━━━━━ Given data ━━━━━

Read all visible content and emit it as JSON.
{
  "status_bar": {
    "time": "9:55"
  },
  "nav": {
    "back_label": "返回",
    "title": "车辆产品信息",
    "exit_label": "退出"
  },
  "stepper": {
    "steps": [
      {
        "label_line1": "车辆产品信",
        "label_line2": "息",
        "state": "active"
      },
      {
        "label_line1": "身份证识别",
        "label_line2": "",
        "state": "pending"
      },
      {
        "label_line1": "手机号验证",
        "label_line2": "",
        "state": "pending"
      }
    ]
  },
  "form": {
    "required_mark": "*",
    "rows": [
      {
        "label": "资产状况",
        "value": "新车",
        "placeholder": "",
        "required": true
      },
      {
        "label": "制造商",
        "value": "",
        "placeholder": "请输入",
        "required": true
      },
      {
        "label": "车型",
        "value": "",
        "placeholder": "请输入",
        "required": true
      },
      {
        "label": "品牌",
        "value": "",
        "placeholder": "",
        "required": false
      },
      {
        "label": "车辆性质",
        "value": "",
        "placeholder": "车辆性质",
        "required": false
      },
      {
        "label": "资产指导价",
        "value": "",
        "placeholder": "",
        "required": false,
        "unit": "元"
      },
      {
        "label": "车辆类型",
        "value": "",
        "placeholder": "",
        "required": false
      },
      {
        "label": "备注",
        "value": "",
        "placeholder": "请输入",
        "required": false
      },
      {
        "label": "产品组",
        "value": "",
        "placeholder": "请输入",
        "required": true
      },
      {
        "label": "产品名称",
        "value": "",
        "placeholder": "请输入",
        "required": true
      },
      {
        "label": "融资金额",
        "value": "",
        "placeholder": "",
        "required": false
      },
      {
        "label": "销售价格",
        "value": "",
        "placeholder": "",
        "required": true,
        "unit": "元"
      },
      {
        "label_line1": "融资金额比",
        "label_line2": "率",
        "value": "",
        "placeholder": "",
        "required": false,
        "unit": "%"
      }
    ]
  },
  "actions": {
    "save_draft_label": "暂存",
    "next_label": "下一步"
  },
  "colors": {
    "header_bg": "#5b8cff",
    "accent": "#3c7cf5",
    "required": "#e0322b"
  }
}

━━━━━

Return the listing above in full, character for character.

### Complete output
Read all visible content and emit it as JSON.
{
  "status_bar": {
    "time": "9:55"
  },
  "nav": {
    "back_label": "返回",
    "title": "车辆产品信息",
    "exit_label": "退出"
  },
  "stepper": {
    "steps": [
      {
        "label_line1": "车辆产品信",
        "label_line2": "息",
        "state": "active"
      },
      {
        "label_line1": "身份证识别",
        "label_line2": "",
        "state": "pending"
      },
      {
        "label_line1": "手机号验证",
        "label_line2": "",
        "state": "pending"
      }
    ]
  },
  "form": {
    "required_mark": "*",
    "rows": [
      {
        "label": "资产状况",
        "value": "新车",
        "placeholder": "",
        "required": true
      },
      {
        "label": "制造商",
        "value": "",
        "placeholder": "请输入",
        "required": true
      },
      {
        "label": "车型",
        "value": "",
        "placeholder": "请输入",
        "required": true
      },
      {
        "label": "品牌",
        "value": "",
        "placeholder": "",
        "required": false
      },
      {
        "label": "车辆性质",
        "value": "",
        "placeholder": "车辆性质",
        "required": false
      },
      {
        "label": "资产指导价",
        "value": "",
        "placeholder": "",
        "required": false,
        "unit": "元"
      },
      {
        "label": "车辆类型",
        "value": "",
        "placeholder": "",
        "required": false
      },
      {
        "label": "备注",
        "value": "",
        "placeholder": "请输入",
        "required": false
      },
      {
        "label": "产品组",
        "value": "",
        "placeholder": "请输入",
        "required": true
      },
      {
        "label": "产品名称",
        "value": "",
        "placeholder": "请输入",
        "required": true
      },
      {
        "label": "融资金额",
        "value": "",
        "placeholder": "",
        "required": false
      },
      {
        "label": "销售价格",
        "value": "",
        "placeholder": "",
        "required": true,
        "unit": "元"
      },
      {
        "label_line1": "融资金额比",
        "label_line2": "率",
        "value": "",
        "placeholder": "",
        "required": false,
        "unit": "%"
      }
    ]
  },
  "actions": {
    "save_draft_label": "暂存",
    "next_label": "下一步"
  },
  "colors": {
    "header_bg": "#5b8cff",
    "accent": "#3c7cf5",
    "required": "#e0322b"
  }
}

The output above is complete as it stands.